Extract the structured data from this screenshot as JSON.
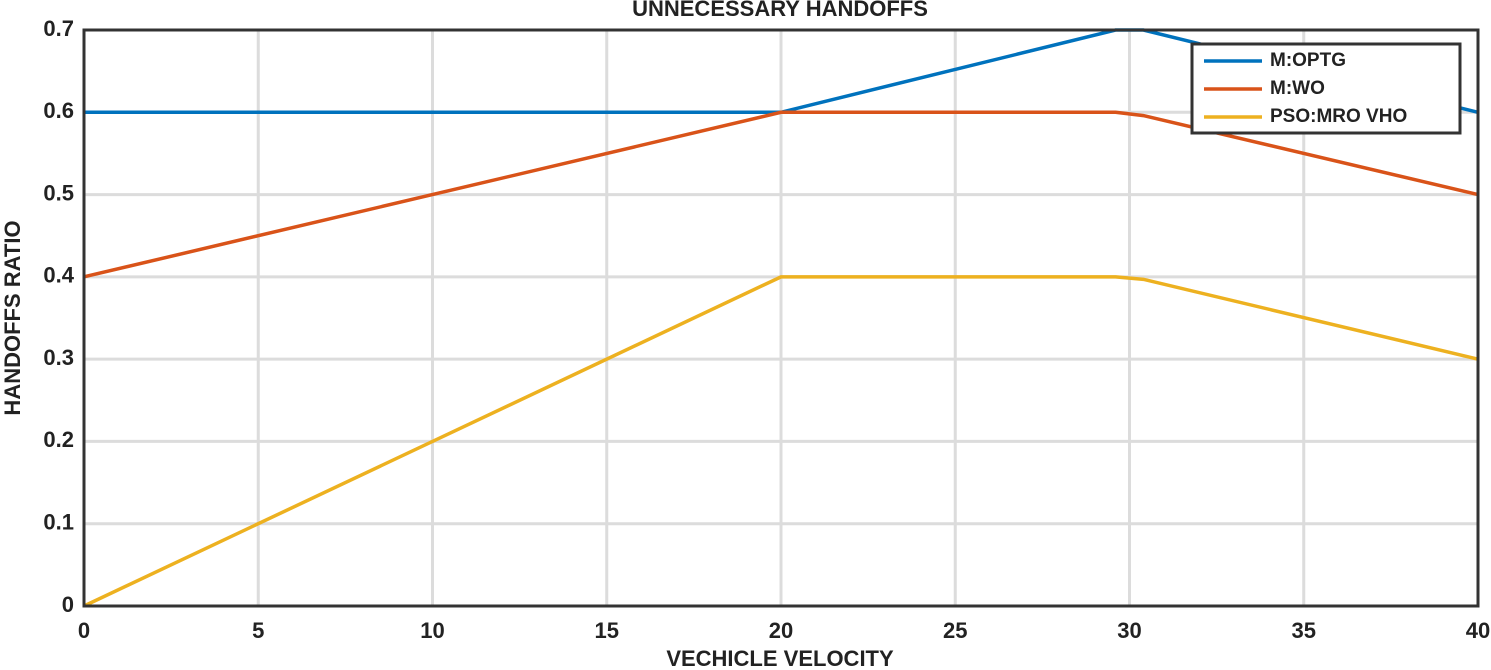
{
  "chart_data": {
    "type": "line",
    "title": "UNNECESSARY HANDOFFS",
    "x_label": "VECHICLE VELOCITY",
    "y_label": "HANDOFFS RATIO",
    "x": [
      0,
      20,
      29.6,
      30.4,
      40
    ],
    "series": [
      {
        "name": "M:OPTG",
        "color": "#0072bd",
        "values": [
          0.6,
          0.6,
          0.7,
          0.7,
          0.6
        ]
      },
      {
        "name": "M:WO",
        "color": "#d95319",
        "values": [
          0.4,
          0.6,
          0.6,
          0.596,
          0.5
        ]
      },
      {
        "name": "PSO:MRO VHO",
        "color": "#edb120",
        "values": [
          0,
          0.4,
          0.4,
          0.397,
          0.3
        ]
      }
    ],
    "xlim": [
      0,
      40
    ],
    "xticks": [
      0,
      5,
      10,
      15,
      20,
      25,
      30,
      35,
      40
    ],
    "ylim": [
      0,
      0.7
    ],
    "yticks": [
      0,
      0.1,
      0.2,
      0.3,
      0.4,
      0.5,
      0.6,
      0.7
    ],
    "grid": true,
    "legend": "northeast"
  }
}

__PROBLEM REQUIREMENTS__. Which lines contain "color"? Copy each of them out.

__ANSWER BELOW__.
        "color": "#0072bd",
        "color": "#d95319",
        "color": "#edb120",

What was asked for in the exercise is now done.